Task requirements => Search the records for "ylabel" and copy each line that holds it.
Data entries start
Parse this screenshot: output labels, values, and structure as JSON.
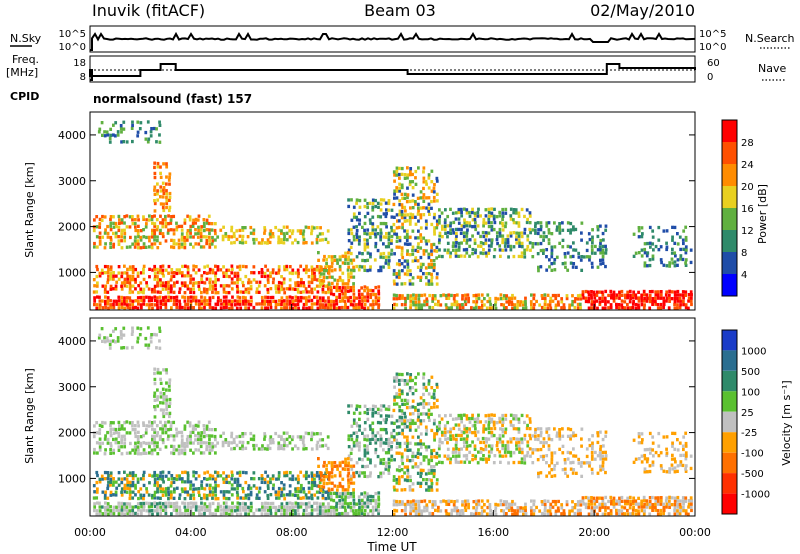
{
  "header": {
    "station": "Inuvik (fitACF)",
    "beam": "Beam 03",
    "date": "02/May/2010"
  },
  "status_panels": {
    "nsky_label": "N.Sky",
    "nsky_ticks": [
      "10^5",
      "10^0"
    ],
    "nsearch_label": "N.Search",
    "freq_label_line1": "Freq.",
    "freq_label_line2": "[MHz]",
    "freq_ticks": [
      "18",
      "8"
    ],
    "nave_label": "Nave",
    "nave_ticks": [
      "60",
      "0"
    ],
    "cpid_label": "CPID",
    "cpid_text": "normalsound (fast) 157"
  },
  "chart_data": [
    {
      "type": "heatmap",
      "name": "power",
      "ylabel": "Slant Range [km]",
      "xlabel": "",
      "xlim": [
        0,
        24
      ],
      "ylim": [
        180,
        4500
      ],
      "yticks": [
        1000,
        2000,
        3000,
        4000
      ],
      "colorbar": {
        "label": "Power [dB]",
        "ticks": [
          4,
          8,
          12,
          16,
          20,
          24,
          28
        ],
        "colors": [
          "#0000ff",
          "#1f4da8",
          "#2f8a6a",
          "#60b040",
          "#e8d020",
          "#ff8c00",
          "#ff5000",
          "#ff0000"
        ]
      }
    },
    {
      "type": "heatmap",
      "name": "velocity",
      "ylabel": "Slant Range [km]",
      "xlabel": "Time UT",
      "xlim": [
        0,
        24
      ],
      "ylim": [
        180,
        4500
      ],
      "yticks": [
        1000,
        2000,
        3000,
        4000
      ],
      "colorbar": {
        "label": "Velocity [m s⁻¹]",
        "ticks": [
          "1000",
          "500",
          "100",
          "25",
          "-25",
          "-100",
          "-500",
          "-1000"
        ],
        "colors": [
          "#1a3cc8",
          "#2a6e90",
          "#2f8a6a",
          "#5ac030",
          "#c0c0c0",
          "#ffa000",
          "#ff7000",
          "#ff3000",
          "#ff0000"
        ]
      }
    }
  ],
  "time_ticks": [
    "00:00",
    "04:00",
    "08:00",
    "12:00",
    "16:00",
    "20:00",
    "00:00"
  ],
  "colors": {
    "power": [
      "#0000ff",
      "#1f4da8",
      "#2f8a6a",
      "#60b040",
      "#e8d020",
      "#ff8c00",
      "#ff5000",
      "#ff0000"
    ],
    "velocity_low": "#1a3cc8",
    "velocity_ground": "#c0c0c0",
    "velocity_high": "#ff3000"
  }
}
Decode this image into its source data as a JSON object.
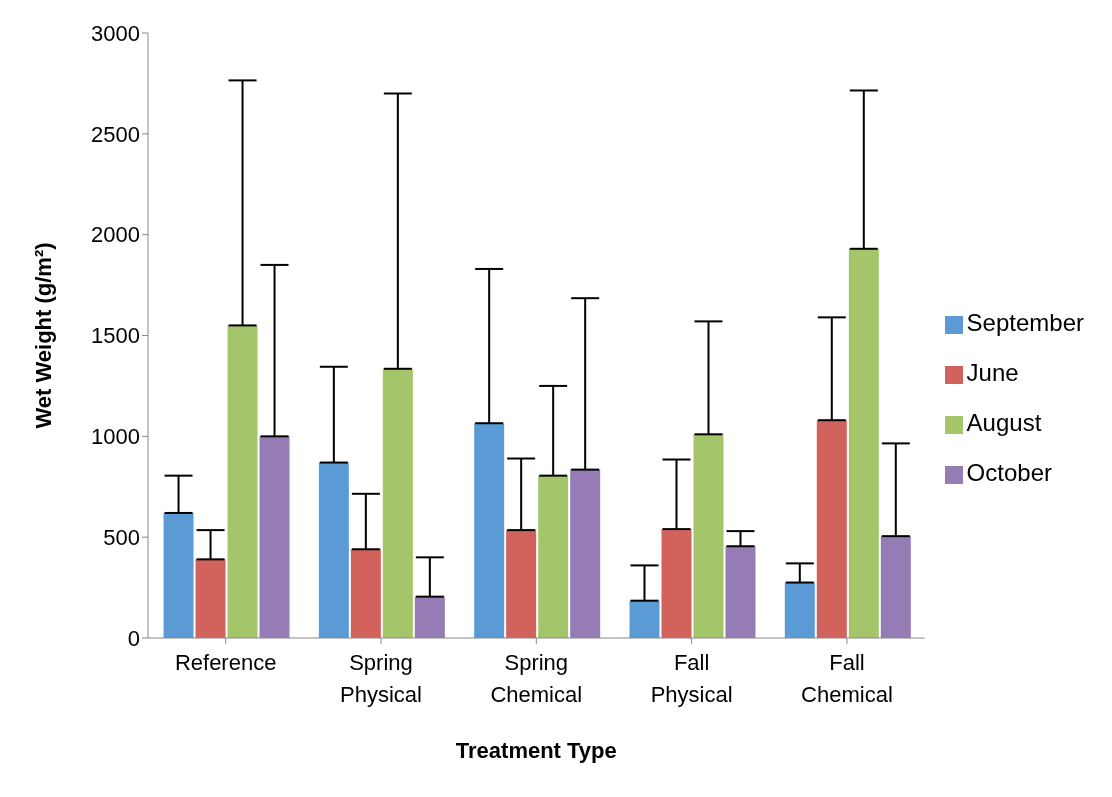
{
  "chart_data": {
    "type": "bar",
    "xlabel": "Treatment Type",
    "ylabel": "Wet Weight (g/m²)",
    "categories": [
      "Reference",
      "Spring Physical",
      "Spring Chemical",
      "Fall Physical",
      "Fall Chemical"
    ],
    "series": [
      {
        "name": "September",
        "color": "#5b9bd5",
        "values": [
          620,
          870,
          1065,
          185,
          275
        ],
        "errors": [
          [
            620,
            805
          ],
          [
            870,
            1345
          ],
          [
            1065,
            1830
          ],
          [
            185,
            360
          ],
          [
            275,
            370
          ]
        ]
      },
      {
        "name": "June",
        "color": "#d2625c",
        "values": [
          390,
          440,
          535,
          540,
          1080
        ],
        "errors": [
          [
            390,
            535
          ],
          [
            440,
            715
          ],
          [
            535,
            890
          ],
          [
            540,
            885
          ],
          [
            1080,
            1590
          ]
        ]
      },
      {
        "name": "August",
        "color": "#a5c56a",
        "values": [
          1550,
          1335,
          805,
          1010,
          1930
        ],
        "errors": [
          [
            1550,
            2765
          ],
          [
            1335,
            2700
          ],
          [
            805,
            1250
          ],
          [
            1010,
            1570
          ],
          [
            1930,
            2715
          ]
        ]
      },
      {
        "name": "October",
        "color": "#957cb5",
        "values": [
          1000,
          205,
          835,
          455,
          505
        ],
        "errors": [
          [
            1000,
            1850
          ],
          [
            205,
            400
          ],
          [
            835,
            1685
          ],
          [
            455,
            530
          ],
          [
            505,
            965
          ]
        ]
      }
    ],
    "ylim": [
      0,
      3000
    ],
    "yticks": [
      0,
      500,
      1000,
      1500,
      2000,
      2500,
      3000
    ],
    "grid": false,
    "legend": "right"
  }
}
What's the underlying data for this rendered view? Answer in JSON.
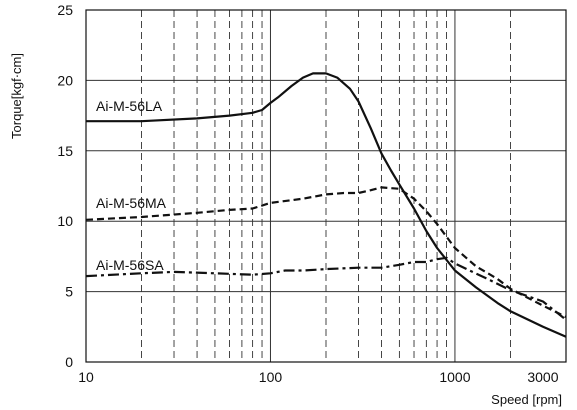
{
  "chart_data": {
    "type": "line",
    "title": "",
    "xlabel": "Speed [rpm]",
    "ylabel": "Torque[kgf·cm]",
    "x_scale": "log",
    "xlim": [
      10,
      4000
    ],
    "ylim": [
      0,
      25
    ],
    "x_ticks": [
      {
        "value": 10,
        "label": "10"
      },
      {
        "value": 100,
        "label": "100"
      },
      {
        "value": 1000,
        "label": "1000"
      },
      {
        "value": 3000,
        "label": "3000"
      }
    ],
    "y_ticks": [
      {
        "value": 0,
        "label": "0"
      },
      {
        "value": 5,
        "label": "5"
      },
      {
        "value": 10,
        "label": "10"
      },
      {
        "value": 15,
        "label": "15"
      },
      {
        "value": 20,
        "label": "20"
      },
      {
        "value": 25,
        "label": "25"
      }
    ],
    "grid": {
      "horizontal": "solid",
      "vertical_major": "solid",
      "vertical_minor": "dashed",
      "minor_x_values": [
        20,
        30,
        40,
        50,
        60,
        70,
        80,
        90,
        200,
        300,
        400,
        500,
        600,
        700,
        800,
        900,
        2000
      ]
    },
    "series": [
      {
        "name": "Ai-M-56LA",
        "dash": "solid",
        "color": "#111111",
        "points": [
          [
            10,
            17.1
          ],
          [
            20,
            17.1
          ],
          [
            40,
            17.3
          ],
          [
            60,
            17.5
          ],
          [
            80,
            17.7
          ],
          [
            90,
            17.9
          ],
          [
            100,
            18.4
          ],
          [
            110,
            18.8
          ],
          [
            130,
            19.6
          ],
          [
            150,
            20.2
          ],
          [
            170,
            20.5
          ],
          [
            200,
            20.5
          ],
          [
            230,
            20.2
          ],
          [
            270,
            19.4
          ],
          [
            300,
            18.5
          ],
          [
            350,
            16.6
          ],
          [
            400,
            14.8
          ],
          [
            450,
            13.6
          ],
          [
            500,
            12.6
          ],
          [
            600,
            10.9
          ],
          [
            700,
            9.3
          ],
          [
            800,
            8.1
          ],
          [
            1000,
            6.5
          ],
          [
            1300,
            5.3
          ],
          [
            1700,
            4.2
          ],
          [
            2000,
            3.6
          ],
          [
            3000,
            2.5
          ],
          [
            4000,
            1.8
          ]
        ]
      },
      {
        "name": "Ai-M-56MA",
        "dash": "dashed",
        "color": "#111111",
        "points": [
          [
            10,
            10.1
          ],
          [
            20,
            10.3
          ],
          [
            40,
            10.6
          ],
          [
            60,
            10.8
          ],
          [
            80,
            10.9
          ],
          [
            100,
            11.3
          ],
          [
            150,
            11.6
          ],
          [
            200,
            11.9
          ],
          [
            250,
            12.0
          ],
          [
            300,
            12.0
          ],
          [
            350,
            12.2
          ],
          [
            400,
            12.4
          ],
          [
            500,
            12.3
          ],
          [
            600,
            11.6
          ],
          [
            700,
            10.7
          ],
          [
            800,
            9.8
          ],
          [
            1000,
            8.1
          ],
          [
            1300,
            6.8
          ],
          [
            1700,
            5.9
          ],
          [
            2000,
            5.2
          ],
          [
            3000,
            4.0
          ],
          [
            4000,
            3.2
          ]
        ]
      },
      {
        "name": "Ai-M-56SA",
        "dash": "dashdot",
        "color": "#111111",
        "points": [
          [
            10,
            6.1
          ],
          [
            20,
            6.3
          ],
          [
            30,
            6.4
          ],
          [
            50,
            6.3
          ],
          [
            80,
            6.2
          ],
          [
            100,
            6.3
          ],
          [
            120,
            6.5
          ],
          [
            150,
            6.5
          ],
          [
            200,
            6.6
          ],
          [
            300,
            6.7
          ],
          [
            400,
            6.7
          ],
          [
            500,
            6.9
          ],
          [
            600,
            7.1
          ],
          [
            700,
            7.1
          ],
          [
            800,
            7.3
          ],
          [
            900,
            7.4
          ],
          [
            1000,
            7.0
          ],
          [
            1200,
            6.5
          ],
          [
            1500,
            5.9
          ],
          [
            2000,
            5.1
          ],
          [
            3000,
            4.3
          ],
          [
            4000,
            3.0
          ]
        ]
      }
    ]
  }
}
Data entries end
Solution to the problem =>
      "ylabel": "Slant Range [km]",
      "ylabel": "Slant Range [km]",
    "ylabel": "Wet Weight (g/m²)",
    "ylabel": "Torque[kgf·cm]",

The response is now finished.